* _DATA LISTING_:

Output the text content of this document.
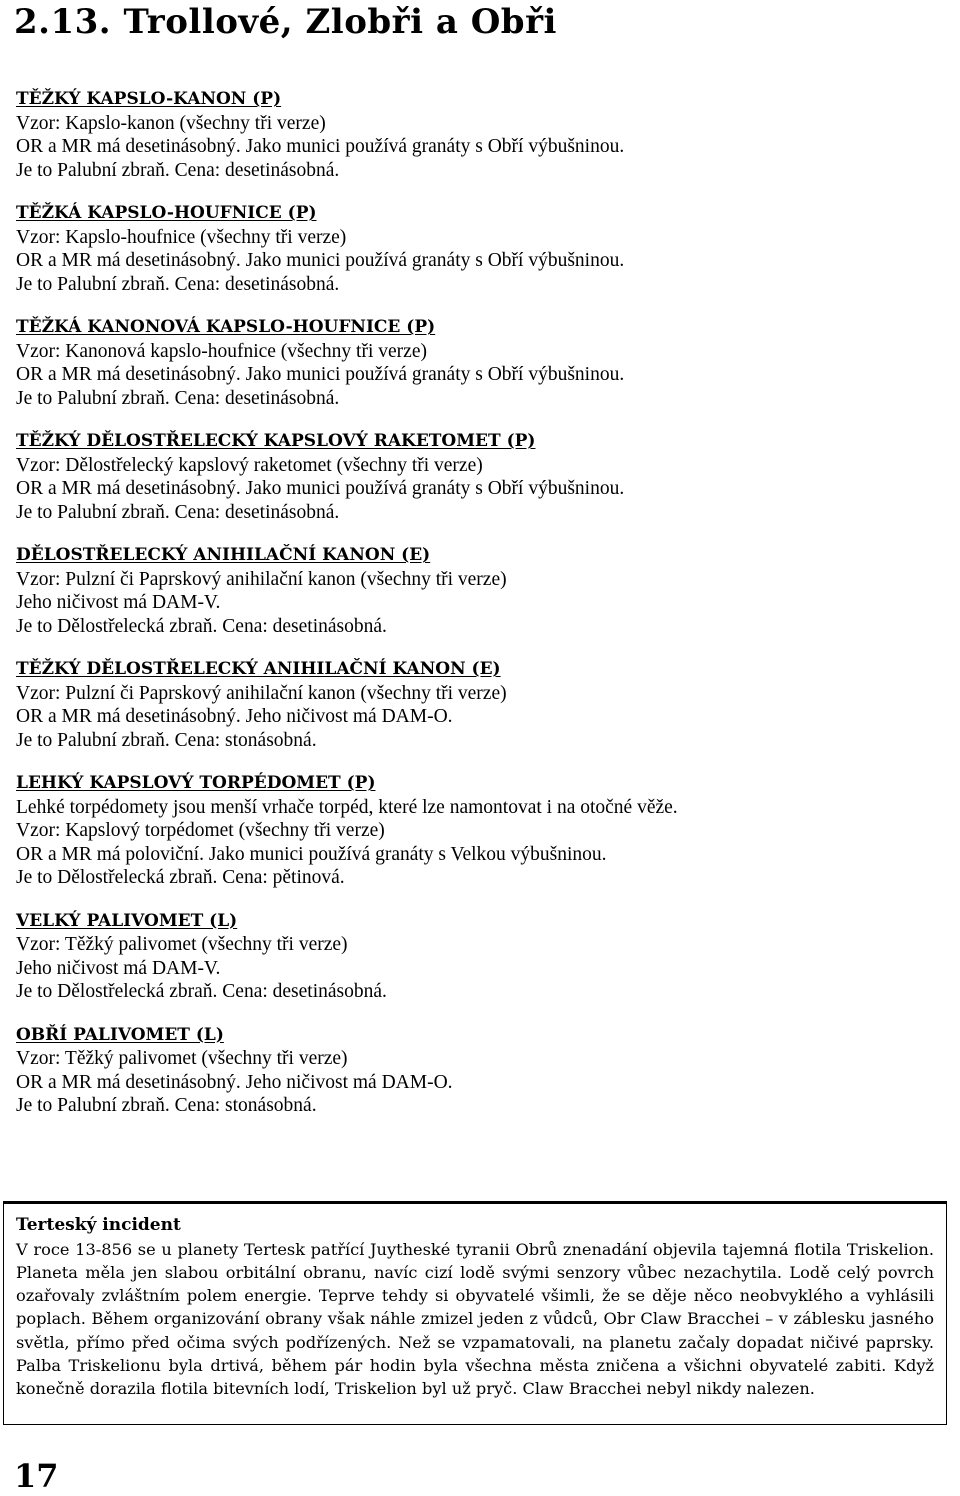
2.13. Trollové, Zlobři a Obři
TĚŽKÝ KAPSLO-KANON (P)
Vzor: Kapslo-kanon (všechny tři verze)
OR a MR má desetinásobný. Jako munici používá granáty s Obří výbušninou.
Je to Palubní zbraň. Cena: desetinásobná.
TĚŽKÁ KAPSLO-HOUFNICE (P)
Vzor: Kapslo-houfnice (všechny tři verze)
OR a MR má desetinásobný. Jako munici používá granáty s Obří výbušninou.
Je to Palubní zbraň. Cena: desetinásobná.
TĚŽKÁ KANONOVÁ KAPSLO-HOUFNICE (P)
Vzor: Kanonová kapslo-houfnice (všechny tři verze)
OR a MR má desetinásobný. Jako munici používá granáty s Obří výbušninou.
Je to Palubní zbraň. Cena: desetinásobná.
TĚŽKÝ DĚLOSTŘELECKÝ KAPSLOVÝ RAKETOMET (P)
Vzor: Dělostřelecký kapslový raketomet (všechny tři verze)
OR a MR má desetinásobný. Jako munici používá granáty s Obří výbušninou.
Je to Palubní zbraň. Cena: desetinásobná.
DĚLOSTŘELECKÝ ANIHILAČNÍ KANON (E)
Vzor: Pulzní či Paprskový anihilační kanon (všechny tři verze)
Jeho ničivost má DAM-V.
Je to Dělostřelecká zbraň. Cena: desetinásobná.
TĚŽKÝ DĚLOSTŘELECKÝ ANIHILAČNÍ KANON (E)
Vzor: Pulzní či Paprskový anihilační kanon (všechny tři verze)
OR a MR má desetinásobný. Jeho ničivost má DAM-O.
Je to Palubní zbraň. Cena: stonásobná.
LEHKÝ KAPSLOVÝ TORPÉDOMET (P)
Lehké torpédomety jsou menší vrhače torpéd, které lze namontovat i na otočné věže.
Vzor: Kapslový torpédomet (všechny tři verze)
OR a MR má poloviční. Jako munici používá granáty s Velkou výbušninou.
Je to Dělostřelecká zbraň. Cena: pětinová.
VELKÝ PALIVOMET (L)
Vzor: Těžký palivomet (všechny tři verze)
Jeho ničivost má DAM-V.
Je to Dělostřelecká zbraň. Cena: desetinásobná.
OBŘÍ PALIVOMET (L)
Vzor: Těžký palivomet (všechny tři verze)
OR a MR má desetinásobný. Jeho ničivost má DAM-O.
Je to Palubní zbraň. Cena: stonásobná.
Terteský incident

V roce 13-856 se u planety Tertesk patřící Juytheské tyranii Obrů znenadání objevila tajemná flotila Triskelion. Planeta měla jen slabou orbitální obranu, navíc cizí lodě svými senzory vůbec nezachytila. Lodě celý povrch ozařovaly zvláštním polem energie. Teprve tehdy si obyvatelé všimli, že se děje něco neobvyklého a vyhlásili poplach. Během organizování obrany však náhle zmizel jeden z vůdců, Obr Claw Bracchei – v záblesku jasného světla, přímo před očima svých podřízených. Než se vzpamatovali, na planetu začaly dopadat ničivé paprsky. Palba Triskelionu byla drtivá, během pár hodin byla všechna města zničena a všichni obyvatelé zabiti. Když konečně dorazila flotila bitevních lodí, Triskelion byl už pryč. Claw Bracchei nebyl nikdy nalezen.

17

* _PROMPT_:
Using the records above, copy every line that has the word "verze" in it.

* _FULL RESPONSE_:
Vzor: Kapslo-kanon (všechny tři verze)
Vzor: Kapslo-houfnice (všechny tři verze)
Vzor: Kanonová kapslo-houfnice (všechny tři verze)
Vzor: Dělostřelecký kapslový raketomet (všechny tři verze)
Vzor: Pulzní či Paprskový anihilační kanon (všechny tři verze)
Vzor: Pulzní či Paprskový anihilační kanon (všechny tři verze)
Vzor: Kapslový torpédomet (všechny tři verze)
Vzor: Těžký palivomet (všechny tři verze)
Vzor: Těžký palivomet (všechny tři verze)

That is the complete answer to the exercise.